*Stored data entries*
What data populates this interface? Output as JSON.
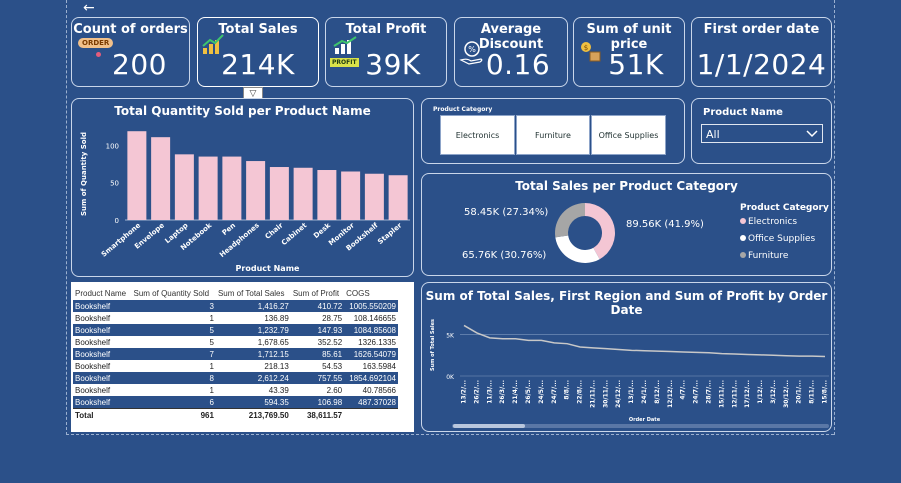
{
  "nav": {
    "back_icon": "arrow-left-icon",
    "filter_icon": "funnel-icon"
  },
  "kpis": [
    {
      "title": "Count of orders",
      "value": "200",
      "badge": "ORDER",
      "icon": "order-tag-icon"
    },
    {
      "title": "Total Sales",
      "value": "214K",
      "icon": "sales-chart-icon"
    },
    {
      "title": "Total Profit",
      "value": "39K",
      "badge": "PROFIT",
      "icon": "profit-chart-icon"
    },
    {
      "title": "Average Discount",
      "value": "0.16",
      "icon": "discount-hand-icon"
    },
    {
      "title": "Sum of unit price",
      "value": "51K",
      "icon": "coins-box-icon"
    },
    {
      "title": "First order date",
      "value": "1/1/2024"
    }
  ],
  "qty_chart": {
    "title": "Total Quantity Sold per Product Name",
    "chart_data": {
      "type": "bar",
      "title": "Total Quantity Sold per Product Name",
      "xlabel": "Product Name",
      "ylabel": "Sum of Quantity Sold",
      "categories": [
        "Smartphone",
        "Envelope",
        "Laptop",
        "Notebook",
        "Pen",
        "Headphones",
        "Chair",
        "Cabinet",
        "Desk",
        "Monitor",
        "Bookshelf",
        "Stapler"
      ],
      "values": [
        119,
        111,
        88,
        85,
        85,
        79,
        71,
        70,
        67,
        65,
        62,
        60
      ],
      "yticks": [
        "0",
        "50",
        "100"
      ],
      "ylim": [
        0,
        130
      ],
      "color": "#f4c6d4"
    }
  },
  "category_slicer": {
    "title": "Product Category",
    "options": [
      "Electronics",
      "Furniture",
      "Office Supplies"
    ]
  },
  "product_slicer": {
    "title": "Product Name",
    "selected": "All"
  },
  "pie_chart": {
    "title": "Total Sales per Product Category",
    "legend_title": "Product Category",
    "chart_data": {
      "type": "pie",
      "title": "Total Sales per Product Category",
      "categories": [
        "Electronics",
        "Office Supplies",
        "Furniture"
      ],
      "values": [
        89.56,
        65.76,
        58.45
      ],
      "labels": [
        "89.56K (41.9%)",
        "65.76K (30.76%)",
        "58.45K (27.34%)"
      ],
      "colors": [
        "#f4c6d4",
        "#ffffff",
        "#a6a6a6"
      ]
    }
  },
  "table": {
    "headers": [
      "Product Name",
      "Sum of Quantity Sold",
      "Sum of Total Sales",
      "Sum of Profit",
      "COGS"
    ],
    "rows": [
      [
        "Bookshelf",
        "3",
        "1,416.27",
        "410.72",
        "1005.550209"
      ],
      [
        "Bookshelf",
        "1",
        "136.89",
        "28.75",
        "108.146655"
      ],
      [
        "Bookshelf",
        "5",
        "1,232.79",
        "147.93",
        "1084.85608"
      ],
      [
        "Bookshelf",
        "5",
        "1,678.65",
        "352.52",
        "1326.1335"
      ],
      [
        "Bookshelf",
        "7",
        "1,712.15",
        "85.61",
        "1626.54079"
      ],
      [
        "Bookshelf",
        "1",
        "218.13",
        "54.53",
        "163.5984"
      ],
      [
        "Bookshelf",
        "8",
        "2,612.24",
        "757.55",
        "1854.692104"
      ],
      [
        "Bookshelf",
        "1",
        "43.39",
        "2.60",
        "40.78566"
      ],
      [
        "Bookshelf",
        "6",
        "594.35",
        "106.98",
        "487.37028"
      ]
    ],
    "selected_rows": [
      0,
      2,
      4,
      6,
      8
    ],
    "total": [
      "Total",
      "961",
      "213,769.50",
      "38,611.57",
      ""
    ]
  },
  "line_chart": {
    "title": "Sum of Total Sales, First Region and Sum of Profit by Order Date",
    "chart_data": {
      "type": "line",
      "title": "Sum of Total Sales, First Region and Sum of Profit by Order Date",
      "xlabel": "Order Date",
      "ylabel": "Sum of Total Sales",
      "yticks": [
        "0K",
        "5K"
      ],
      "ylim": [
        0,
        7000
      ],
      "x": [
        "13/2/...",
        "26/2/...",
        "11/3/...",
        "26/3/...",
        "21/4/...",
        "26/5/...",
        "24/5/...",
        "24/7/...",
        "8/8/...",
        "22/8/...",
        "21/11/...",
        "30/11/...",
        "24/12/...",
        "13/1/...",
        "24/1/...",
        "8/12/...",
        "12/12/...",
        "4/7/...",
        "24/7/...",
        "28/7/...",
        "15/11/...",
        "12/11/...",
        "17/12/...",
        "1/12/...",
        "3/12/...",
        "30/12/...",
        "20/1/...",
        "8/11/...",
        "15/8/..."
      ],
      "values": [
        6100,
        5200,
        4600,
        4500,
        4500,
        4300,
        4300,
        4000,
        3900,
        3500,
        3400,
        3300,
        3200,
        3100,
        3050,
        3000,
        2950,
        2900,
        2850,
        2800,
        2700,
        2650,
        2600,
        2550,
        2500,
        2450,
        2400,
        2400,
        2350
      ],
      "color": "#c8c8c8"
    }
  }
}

*What you need to do*
Write the full listing out again with every line unchanged, but include no pictures.

*Exercise response*
What data populates this interface? Output as JSON.
{
  "nav": {
    "back_icon": "arrow-left-icon",
    "filter_icon": "funnel-icon"
  },
  "kpis": [
    {
      "title": "Count of orders",
      "value": "200",
      "badge": "ORDER",
      "icon": "order-tag-icon"
    },
    {
      "title": "Total Sales",
      "value": "214K",
      "icon": "sales-chart-icon"
    },
    {
      "title": "Total Profit",
      "value": "39K",
      "badge": "PROFIT",
      "icon": "profit-chart-icon"
    },
    {
      "title": "Average Discount",
      "value": "0.16",
      "icon": "discount-hand-icon"
    },
    {
      "title": "Sum of unit price",
      "value": "51K",
      "icon": "coins-box-icon"
    },
    {
      "title": "First order date",
      "value": "1/1/2024"
    }
  ],
  "qty_chart": {
    "title": "Total Quantity Sold per Product Name",
    "chart_data": {
      "type": "bar",
      "title": "Total Quantity Sold per Product Name",
      "xlabel": "Product Name",
      "ylabel": "Sum of Quantity Sold",
      "categories": [
        "Smartphone",
        "Envelope",
        "Laptop",
        "Notebook",
        "Pen",
        "Headphones",
        "Chair",
        "Cabinet",
        "Desk",
        "Monitor",
        "Bookshelf",
        "Stapler"
      ],
      "values": [
        119,
        111,
        88,
        85,
        85,
        79,
        71,
        70,
        67,
        65,
        62,
        60
      ],
      "yticks": [
        "0",
        "50",
        "100"
      ],
      "ylim": [
        0,
        130
      ],
      "color": "#f4c6d4"
    }
  },
  "category_slicer": {
    "title": "Product Category",
    "options": [
      "Electronics",
      "Furniture",
      "Office Supplies"
    ]
  },
  "product_slicer": {
    "title": "Product Name",
    "selected": "All"
  },
  "pie_chart": {
    "title": "Total Sales per Product Category",
    "legend_title": "Product Category",
    "chart_data": {
      "type": "pie",
      "title": "Total Sales per Product Category",
      "categories": [
        "Electronics",
        "Office Supplies",
        "Furniture"
      ],
      "values": [
        89.56,
        65.76,
        58.45
      ],
      "labels": [
        "89.56K (41.9%)",
        "65.76K (30.76%)",
        "58.45K (27.34%)"
      ],
      "colors": [
        "#f4c6d4",
        "#ffffff",
        "#a6a6a6"
      ]
    }
  },
  "table": {
    "headers": [
      "Product Name",
      "Sum of Quantity Sold",
      "Sum of Total Sales",
      "Sum of Profit",
      "COGS"
    ],
    "rows": [
      [
        "Bookshelf",
        "3",
        "1,416.27",
        "410.72",
        "1005.550209"
      ],
      [
        "Bookshelf",
        "1",
        "136.89",
        "28.75",
        "108.146655"
      ],
      [
        "Bookshelf",
        "5",
        "1,232.79",
        "147.93",
        "1084.85608"
      ],
      [
        "Bookshelf",
        "5",
        "1,678.65",
        "352.52",
        "1326.1335"
      ],
      [
        "Bookshelf",
        "7",
        "1,712.15",
        "85.61",
        "1626.54079"
      ],
      [
        "Bookshelf",
        "1",
        "218.13",
        "54.53",
        "163.5984"
      ],
      [
        "Bookshelf",
        "8",
        "2,612.24",
        "757.55",
        "1854.692104"
      ],
      [
        "Bookshelf",
        "1",
        "43.39",
        "2.60",
        "40.78566"
      ],
      [
        "Bookshelf",
        "6",
        "594.35",
        "106.98",
        "487.37028"
      ]
    ],
    "selected_rows": [
      0,
      2,
      4,
      6,
      8
    ],
    "total": [
      "Total",
      "961",
      "213,769.50",
      "38,611.57",
      ""
    ]
  },
  "line_chart": {
    "title": "Sum of Total Sales, First Region and Sum of Profit by Order Date",
    "chart_data": {
      "type": "line",
      "title": "Sum of Total Sales, First Region and Sum of Profit by Order Date",
      "xlabel": "Order Date",
      "ylabel": "Sum of Total Sales",
      "yticks": [
        "0K",
        "5K"
      ],
      "ylim": [
        0,
        7000
      ],
      "x": [
        "13/2/...",
        "26/2/...",
        "11/3/...",
        "26/3/...",
        "21/4/...",
        "26/5/...",
        "24/5/...",
        "24/7/...",
        "8/8/...",
        "22/8/...",
        "21/11/...",
        "30/11/...",
        "24/12/...",
        "13/1/...",
        "24/1/...",
        "8/12/...",
        "12/12/...",
        "4/7/...",
        "24/7/...",
        "28/7/...",
        "15/11/...",
        "12/11/...",
        "17/12/...",
        "1/12/...",
        "3/12/...",
        "30/12/...",
        "20/1/...",
        "8/11/...",
        "15/8/..."
      ],
      "values": [
        6100,
        5200,
        4600,
        4500,
        4500,
        4300,
        4300,
        4000,
        3900,
        3500,
        3400,
        3300,
        3200,
        3100,
        3050,
        3000,
        2950,
        2900,
        2850,
        2800,
        2700,
        2650,
        2600,
        2550,
        2500,
        2450,
        2400,
        2400,
        2350
      ],
      "color": "#c8c8c8"
    }
  }
}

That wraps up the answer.